Task >> Type out the complete listing below word for word, without its pictures.

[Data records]
╔══

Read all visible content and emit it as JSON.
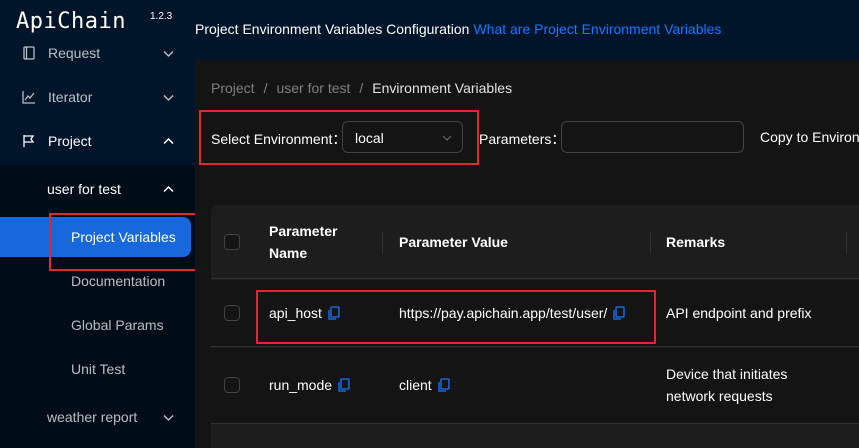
{
  "app": {
    "logo": "ApiChain",
    "version": "1.2.3"
  },
  "sidebar": {
    "items": [
      {
        "label": "Request",
        "icon": "request-icon"
      },
      {
        "label": "Iterator",
        "icon": "iterator-icon"
      },
      {
        "label": "Project",
        "icon": "flag-icon"
      }
    ],
    "project_submenu": {
      "label": "user for test",
      "children": [
        {
          "label": "Project Variables"
        },
        {
          "label": "Documentation"
        },
        {
          "label": "Global Params"
        },
        {
          "label": "Unit Test"
        }
      ]
    },
    "weather": {
      "label": "weather report"
    }
  },
  "header": {
    "title": "Project Environment Variables Configuration",
    "link": "What are Project Environment Variables"
  },
  "breadcrumb": [
    "Project",
    "user for test",
    "Environment Variables"
  ],
  "breadcrumb_sep": "/",
  "filters": {
    "env_label": "Select Environment：",
    "env_value": "local",
    "params_label": "Parameters：",
    "params_value": "",
    "copy_label": "Copy to Environ"
  },
  "table": {
    "headers": [
      "Parameter Name",
      "Parameter Value",
      "Remarks"
    ],
    "rows": [
      {
        "name": "api_host",
        "value": "https://pay.apichain.app/test/user/",
        "remarks": "API endpoint and prefix"
      },
      {
        "name": "run_mode",
        "value": "client",
        "remarks": "Device that initiates network requests"
      }
    ]
  },
  "colors": {
    "sidebar_bg": "#001529",
    "submenu_bg": "#000c17",
    "active": "#1668dc",
    "link": "#1677ff",
    "highlight": "#e0282e",
    "copy_icon": "#1677ff"
  }
}
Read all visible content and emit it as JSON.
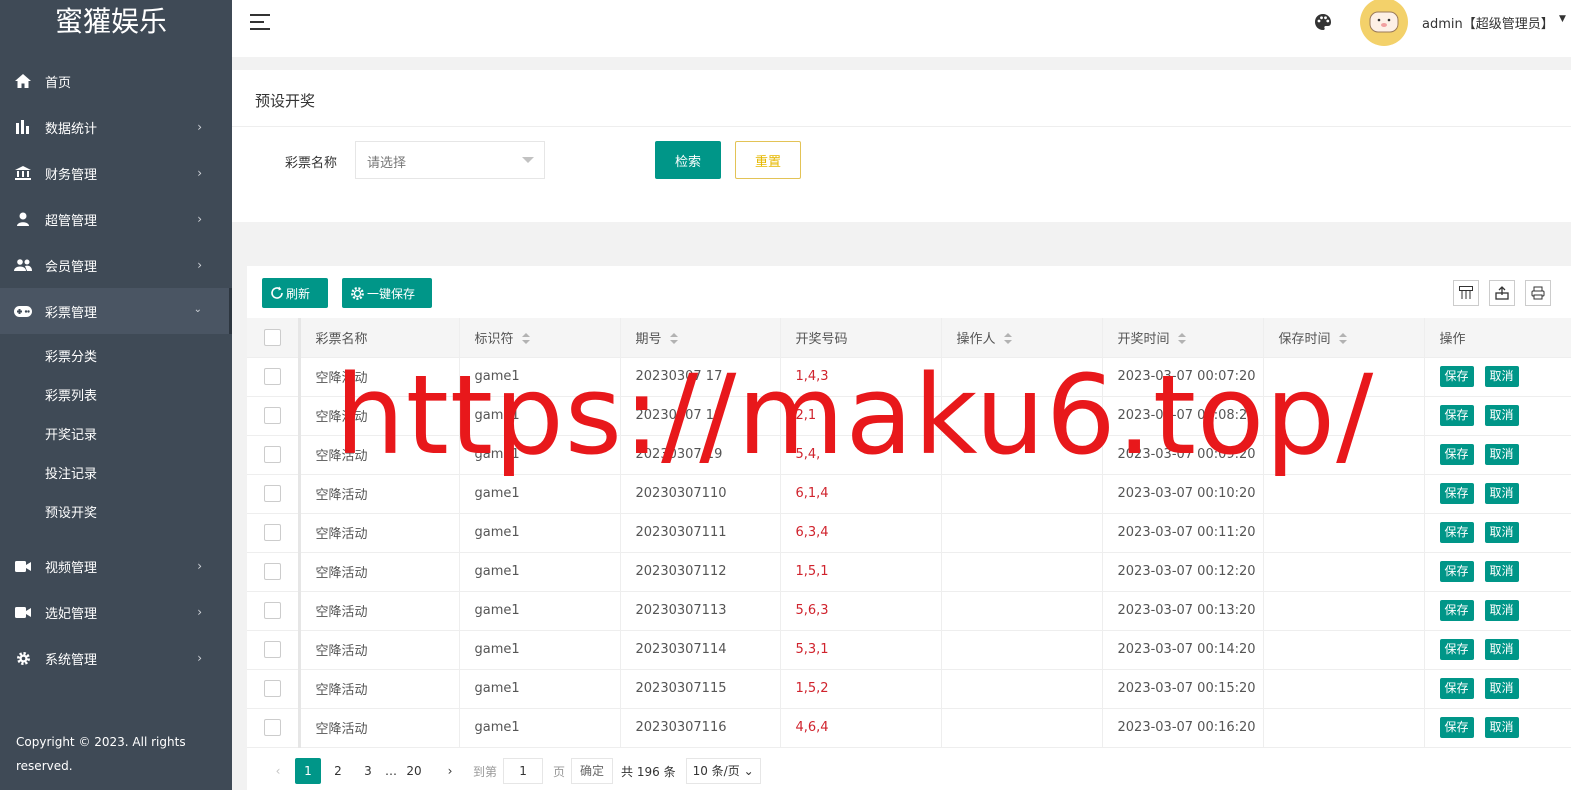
{
  "brand": "蜜獾娱乐",
  "sidebar": {
    "items": [
      {
        "label": "首页",
        "icon": "home-icon"
      },
      {
        "label": "数据统计",
        "icon": "bar-chart-icon"
      },
      {
        "label": "财务管理",
        "icon": "bank-icon"
      },
      {
        "label": "超管管理",
        "icon": "user-icon"
      },
      {
        "label": "会员管理",
        "icon": "users-icon"
      },
      {
        "label": "彩票管理",
        "icon": "gamepad-icon"
      }
    ],
    "subitems": [
      "彩票分类",
      "彩票列表",
      "开奖记录",
      "投注记录",
      "预设开奖"
    ],
    "items_after": [
      {
        "label": "视频管理",
        "icon": "video-icon"
      },
      {
        "label": "选妃管理",
        "icon": "video-icon"
      },
      {
        "label": "系统管理",
        "icon": "gear-icon"
      }
    ],
    "copyright_line1": "Copyright © 2023. All rights",
    "copyright_line2": "reserved."
  },
  "header": {
    "user_label": "admin【超级管理员】"
  },
  "search": {
    "title": "预设开奖",
    "field_label": "彩票名称",
    "placeholder": "请选择",
    "search_label": "检索",
    "reset_label": "重置"
  },
  "toolbar": {
    "refresh_label": "刷新",
    "save_all_label": "一键保存"
  },
  "table": {
    "columns": [
      "彩票名称",
      "标识符",
      "期号",
      "开奖号码",
      "操作人",
      "开奖时间",
      "保存时间",
      "操作"
    ],
    "save_label": "保存",
    "cancel_label": "取消",
    "rows": [
      {
        "name": "空降活动",
        "id": "game1",
        "period": "20230307 17",
        "numbers": "1,4,3",
        "operator": "",
        "draw_time": "2023-03-07 00:07:20",
        "save_time": ""
      },
      {
        "name": "空降活动",
        "id": "game1",
        "period": "20230307 18",
        "numbers": "2,1",
        "operator": "",
        "draw_time": "2023-03-07 00:08:20",
        "save_time": ""
      },
      {
        "name": "空降活动",
        "id": "game1",
        "period": "20230307 19",
        "numbers": "5,4,",
        "operator": "",
        "draw_time": "2023-03-07 00:09:20",
        "save_time": ""
      },
      {
        "name": "空降活动",
        "id": "game1",
        "period": "20230307110",
        "numbers": "6,1,4",
        "operator": "",
        "draw_time": "2023-03-07 00:10:20",
        "save_time": ""
      },
      {
        "name": "空降活动",
        "id": "game1",
        "period": "20230307111",
        "numbers": "6,3,4",
        "operator": "",
        "draw_time": "2023-03-07 00:11:20",
        "save_time": ""
      },
      {
        "name": "空降活动",
        "id": "game1",
        "period": "20230307112",
        "numbers": "1,5,1",
        "operator": "",
        "draw_time": "2023-03-07 00:12:20",
        "save_time": ""
      },
      {
        "name": "空降活动",
        "id": "game1",
        "period": "20230307113",
        "numbers": "5,6,3",
        "operator": "",
        "draw_time": "2023-03-07 00:13:20",
        "save_time": ""
      },
      {
        "name": "空降活动",
        "id": "game1",
        "period": "20230307114",
        "numbers": "5,3,1",
        "operator": "",
        "draw_time": "2023-03-07 00:14:20",
        "save_time": ""
      },
      {
        "name": "空降活动",
        "id": "game1",
        "period": "20230307115",
        "numbers": "1,5,2",
        "operator": "",
        "draw_time": "2023-03-07 00:15:20",
        "save_time": ""
      },
      {
        "name": "空降活动",
        "id": "game1",
        "period": "20230307116",
        "numbers": "4,6,4",
        "operator": "",
        "draw_time": "2023-03-07 00:16:20",
        "save_time": ""
      }
    ]
  },
  "pagination": {
    "pages": [
      "1",
      "2",
      "3",
      "…",
      "20"
    ],
    "current": "1",
    "goto_label": "到第",
    "goto_value": "1",
    "page_unit": "页",
    "confirm_label": "确定",
    "total_label": "共 196 条",
    "per_page": "10 条/页"
  },
  "watermark": "https://maku6.top/",
  "colors": {
    "sidebar_bg": "#3f4a56",
    "primary": "#009688",
    "reset_border": "#e3c356",
    "numbers_red": "#d0232d",
    "watermark_red": "#e8181b"
  }
}
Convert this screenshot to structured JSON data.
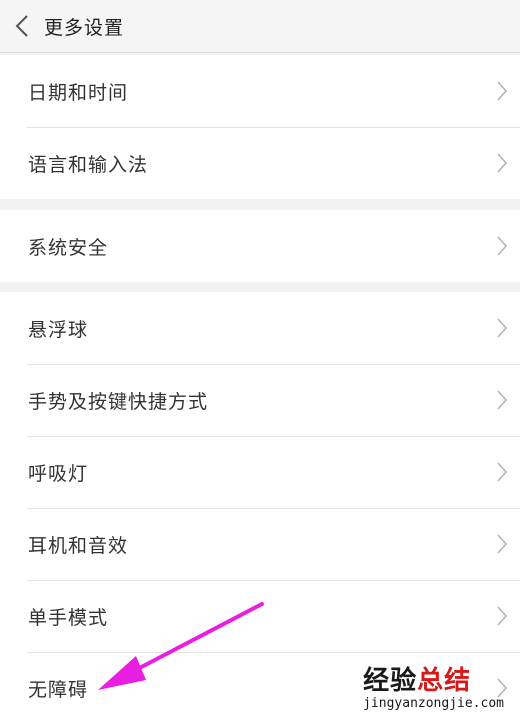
{
  "header": {
    "title": "更多设置",
    "back_icon": "chevron-left-icon"
  },
  "groups": [
    {
      "items": [
        {
          "label": "日期和时间"
        },
        {
          "label": "语言和输入法"
        }
      ]
    },
    {
      "items": [
        {
          "label": "系统安全"
        }
      ]
    },
    {
      "items": [
        {
          "label": "悬浮球"
        },
        {
          "label": "手势及按键快捷方式"
        },
        {
          "label": "呼吸灯"
        },
        {
          "label": "耳机和音效"
        },
        {
          "label": "单手模式"
        },
        {
          "label": "无障碍"
        }
      ]
    }
  ],
  "watermark": {
    "brand_black": "经验",
    "brand_red": "总结",
    "url": "jingyanzongjie.com"
  },
  "colors": {
    "background": "#f2f2f2",
    "row_background": "#ffffff",
    "arrow": "#e81ee0",
    "brand_red": "#d71818"
  }
}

╚══

Written response >>
Read all visible content and emit it as JSON.
{
  "app": {
    "logo": "ApiChain",
    "version": "1.2.3"
  },
  "sidebar": {
    "items": [
      {
        "label": "Request",
        "icon": "request-icon"
      },
      {
        "label": "Iterator",
        "icon": "iterator-icon"
      },
      {
        "label": "Project",
        "icon": "flag-icon"
      }
    ],
    "project_submenu": {
      "label": "user for test",
      "children": [
        {
          "label": "Project Variables"
        },
        {
          "label": "Documentation"
        },
        {
          "label": "Global Params"
        },
        {
          "label": "Unit Test"
        }
      ]
    },
    "weather": {
      "label": "weather report"
    }
  },
  "header": {
    "title": "Project Environment Variables Configuration",
    "link": "What are Project Environment Variables"
  },
  "breadcrumb": [
    "Project",
    "user for test",
    "Environment Variables"
  ],
  "breadcrumb_sep": "/",
  "filters": {
    "env_label": "Select Environment：",
    "env_value": "local",
    "params_label": "Parameters：",
    "params_value": "",
    "copy_label": "Copy to Environ"
  },
  "table": {
    "headers": [
      "Parameter Name",
      "Parameter Value",
      "Remarks"
    ],
    "rows": [
      {
        "name": "api_host",
        "value": "https://pay.apichain.app/test/user/",
        "remarks": "API endpoint and prefix"
      },
      {
        "name": "run_mode",
        "value": "client",
        "remarks": "Device that initiates network requests"
      }
    ]
  },
  "colors": {
    "sidebar_bg": "#001529",
    "submenu_bg": "#000c17",
    "active": "#1668dc",
    "link": "#1677ff",
    "highlight": "#e0282e",
    "copy_icon": "#1677ff"
  }
}
Read all visible content and emit it as JSON.
{
  "brand": "蜜獾娱乐",
  "sidebar": {
    "items": [
      {
        "label": "首页",
        "icon": "home-icon"
      },
      {
        "label": "数据统计",
        "icon": "bar-chart-icon"
      },
      {
        "label": "财务管理",
        "icon": "bank-icon"
      },
      {
        "label": "超管管理",
        "icon": "user-icon"
      },
      {
        "label": "会员管理",
        "icon": "users-icon"
      },
      {
        "label": "彩票管理",
        "icon": "gamepad-icon"
      }
    ],
    "subitems": [
      "彩票分类",
      "彩票列表",
      "开奖记录",
      "投注记录",
      "预设开奖"
    ],
    "items_after": [
      {
        "label": "视频管理",
        "icon": "video-icon"
      },
      {
        "label": "选妃管理",
        "icon": "video-icon"
      },
      {
        "label": "系统管理",
        "icon": "gear-icon"
      }
    ],
    "copyright_line1": "Copyright © 2023. All rights",
    "copyright_line2": "reserved."
  },
  "header": {
    "user_label": "admin【超级管理员】"
  },
  "search": {
    "title": "预设开奖",
    "field_label": "彩票名称",
    "placeholder": "请选择",
    "search_label": "检索",
    "reset_label": "重置"
  },
  "toolbar": {
    "refresh_label": "刷新",
    "save_all_label": "一键保存"
  },
  "table": {
    "columns": [
      "彩票名称",
      "标识符",
      "期号",
      "开奖号码",
      "操作人",
      "开奖时间",
      "保存时间",
      "操作"
    ],
    "save_label": "保存",
    "cancel_label": "取消",
    "rows": [
      {
        "name": "空降活动",
        "id": "game1",
        "period": "20230307 17",
        "numbers": "1,4,3",
        "operator": "",
        "draw_time": "2023-03-07 00:07:20",
        "save_time": ""
      },
      {
        "name": "空降活动",
        "id": "game1",
        "period": "20230307 18",
        "numbers": "2,1",
        "operator": "",
        "draw_time": "2023-03-07 00:08:20",
        "save_time": ""
      },
      {
        "name": "空降活动",
        "id": "game1",
        "period": "20230307 19",
        "numbers": "5,4,",
        "operator": "",
        "draw_time": "2023-03-07 00:09:20",
        "save_time": ""
      },
      {
        "name": "空降活动",
        "id": "game1",
        "period": "20230307110",
        "numbers": "6,1,4",
        "operator": "",
        "draw_time": "2023-03-07 00:10:20",
        "save_time": ""
      },
      {
        "name": "空降活动",
        "id": "game1",
        "period": "20230307111",
        "numbers": "6,3,4",
        "operator": "",
        "draw_time": "2023-03-07 00:11:20",
        "save_time": ""
      },
      {
        "name": "空降活动",
        "id": "game1",
        "period": "20230307112",
        "numbers": "1,5,1",
        "operator": "",
        "draw_time": "2023-03-07 00:12:20",
        "save_time": ""
      },
      {
        "name": "空降活动",
        "id": "game1",
        "period": "20230307113",
        "numbers": "5,6,3",
        "operator": "",
        "draw_time": "2023-03-07 00:13:20",
        "save_time": ""
      },
      {
        "name": "空降活动",
        "id": "game1",
        "period": "20230307114",
        "numbers": "5,3,1",
        "operator": "",
        "draw_time": "2023-03-07 00:14:20",
        "save_time": ""
      },
      {
        "name": "空降活动",
        "id": "game1",
        "period": "20230307115",
        "numbers": "1,5,2",
        "operator": "",
        "draw_time": "2023-03-07 00:15:20",
        "save_time": ""
      },
      {
        "name": "空降活动",
        "id": "game1",
        "period": "20230307116",
        "numbers": "4,6,4",
        "operator": "",
        "draw_time": "2023-03-07 00:16:20",
        "save_time": ""
      }
    ]
  },
  "pagination": {
    "pages": [
      "1",
      "2",
      "3",
      "…",
      "20"
    ],
    "current": "1",
    "goto_label": "到第",
    "goto_value": "1",
    "page_unit": "页",
    "confirm_label": "确定",
    "total_label": "共 196 条",
    "per_page": "10 条/页"
  },
  "watermark": "https://maku6.top/",
  "colors": {
    "sidebar_bg": "#3f4a56",
    "primary": "#009688",
    "reset_border": "#e3c356",
    "numbers_red": "#d0232d",
    "watermark_red": "#e8181b"
  }
}
Convert this screenshot to structured JSON data.
{
  "header": {
    "title": "更多设置",
    "back_icon": "chevron-left-icon"
  },
  "groups": [
    {
      "items": [
        {
          "label": "日期和时间"
        },
        {
          "label": "语言和输入法"
        }
      ]
    },
    {
      "items": [
        {
          "label": "系统安全"
        }
      ]
    },
    {
      "items": [
        {
          "label": "悬浮球"
        },
        {
          "label": "手势及按键快捷方式"
        },
        {
          "label": "呼吸灯"
        },
        {
          "label": "耳机和音效"
        },
        {
          "label": "单手模式"
        },
        {
          "label": "无障碍"
        }
      ]
    }
  ],
  "watermark": {
    "brand_black": "经验",
    "brand_red": "总结",
    "url": "jingyanzongjie.com"
  },
  "colors": {
    "background": "#f2f2f2",
    "row_background": "#ffffff",
    "arrow": "#e81ee0",
    "brand_red": "#d71818"
  }
}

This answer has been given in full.